#### Task details:
Extract every entry word for word. Skip the pictures.
(begin)
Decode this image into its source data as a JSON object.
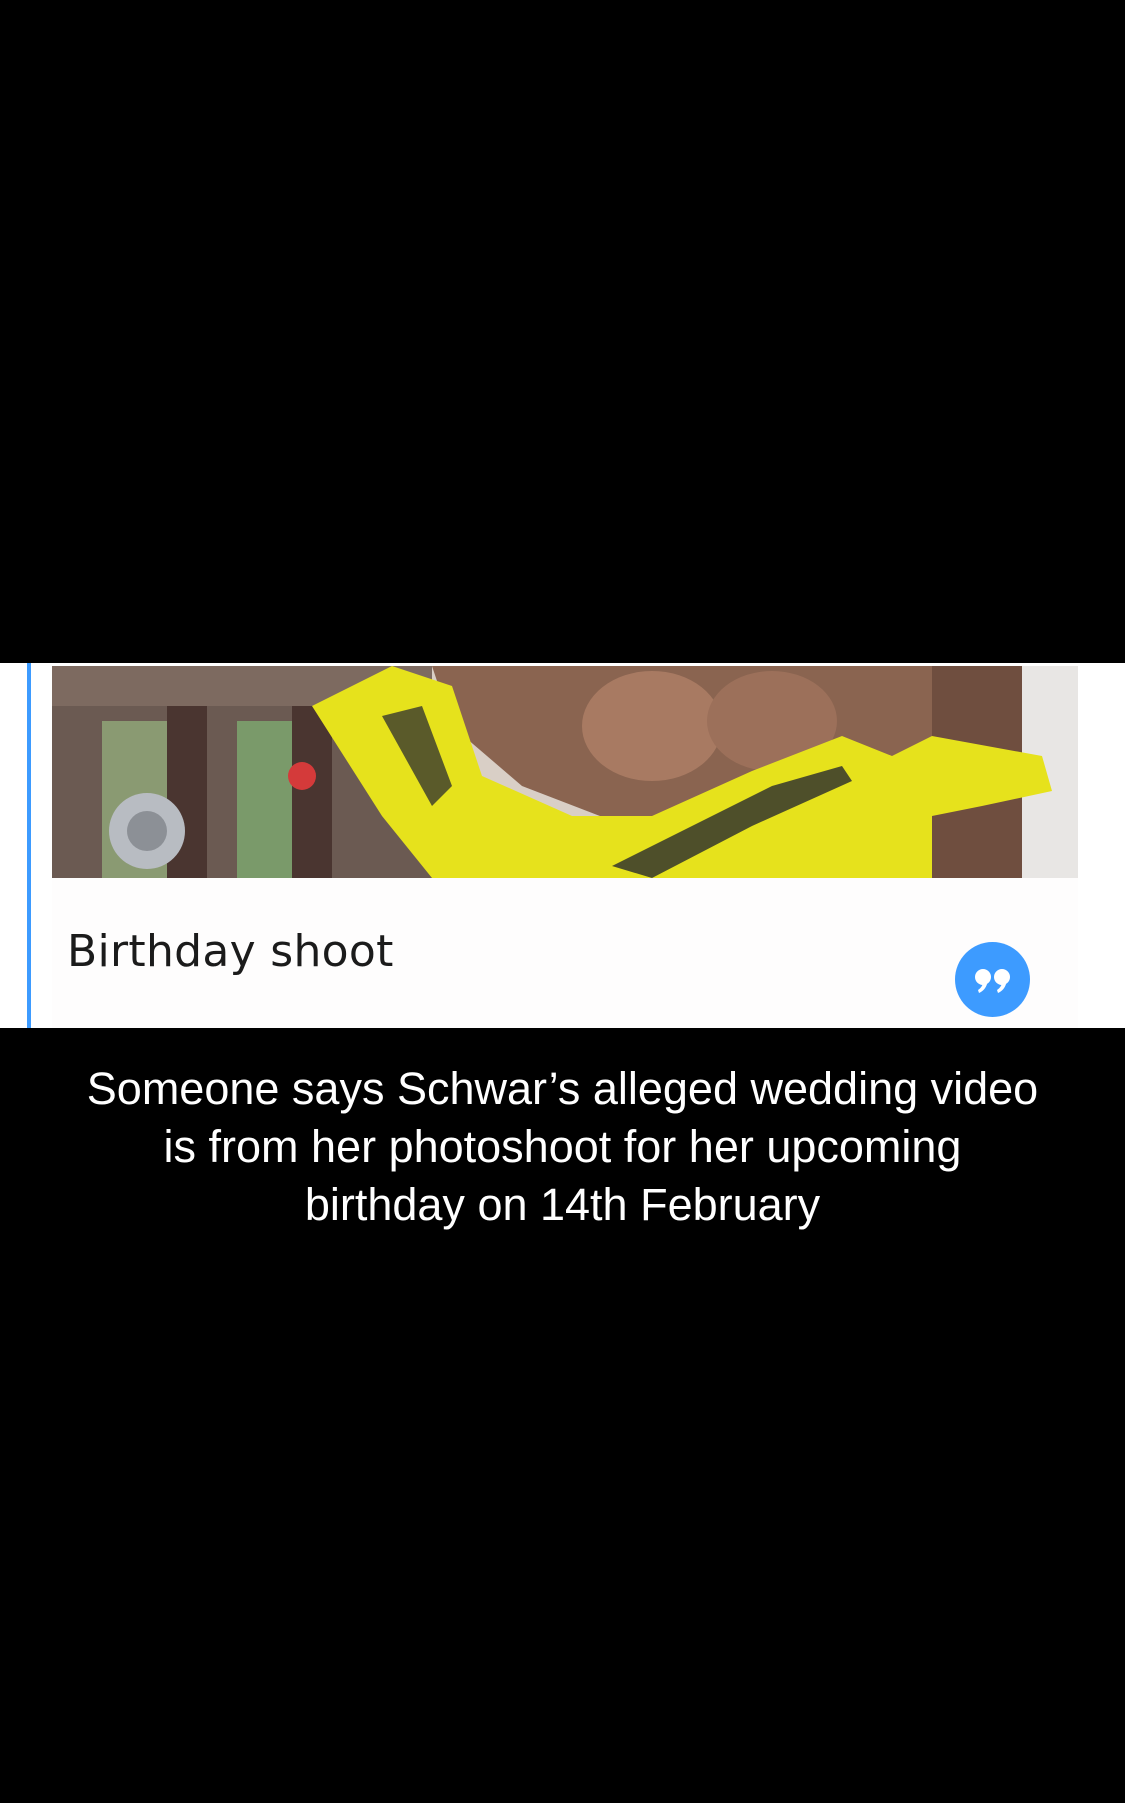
{
  "story_card": {
    "title": "Birthday shoot",
    "quote_icon": "quote-icon",
    "accent_color": "#3d9bff"
  },
  "caption": {
    "lines": [
      "Someone says Schwar’s alleged wedding video",
      "is from her photoshoot for her upcoming",
      "birthday on 14th February"
    ]
  },
  "colors": {
    "background": "#000000",
    "card": "#ffffff",
    "caption_text": "#ffffff",
    "dress": "#e6e21c"
  }
}
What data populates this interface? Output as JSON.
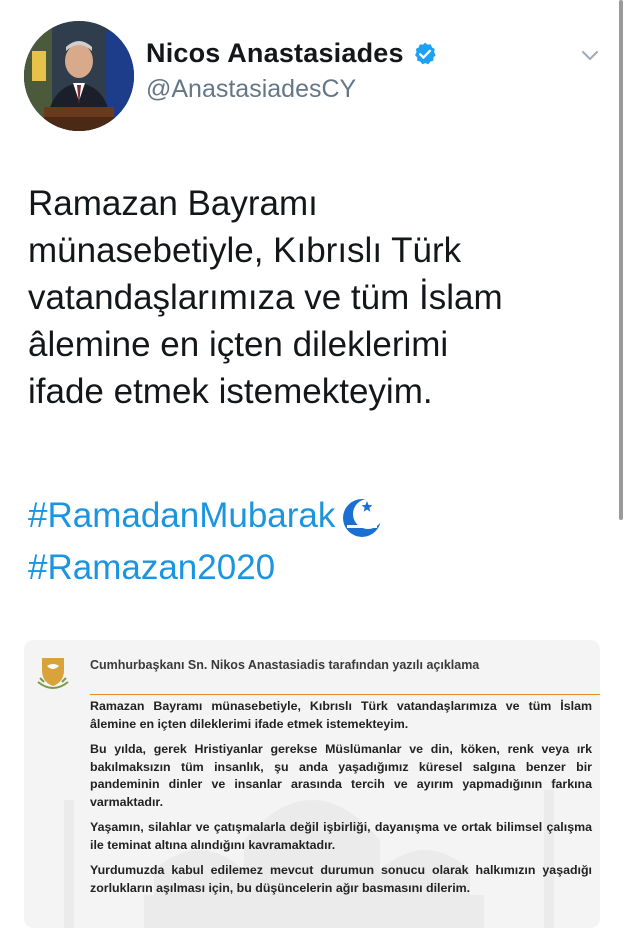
(end)
#### Written solution:
Decode this image into its source data as a JSON object.
{
  "story_card": {
    "title": "Birthday shoot",
    "quote_icon": "quote-icon",
    "accent_color": "#3d9bff"
  },
  "caption": {
    "lines": [
      "Someone says Schwar’s alleged wedding video",
      "is from her photoshoot for her upcoming",
      "birthday on 14th February"
    ]
  },
  "colors": {
    "background": "#000000",
    "card": "#ffffff",
    "caption_text": "#ffffff",
    "dress": "#e6e21c"
  }
}
What data populates this interface? Output as JSON.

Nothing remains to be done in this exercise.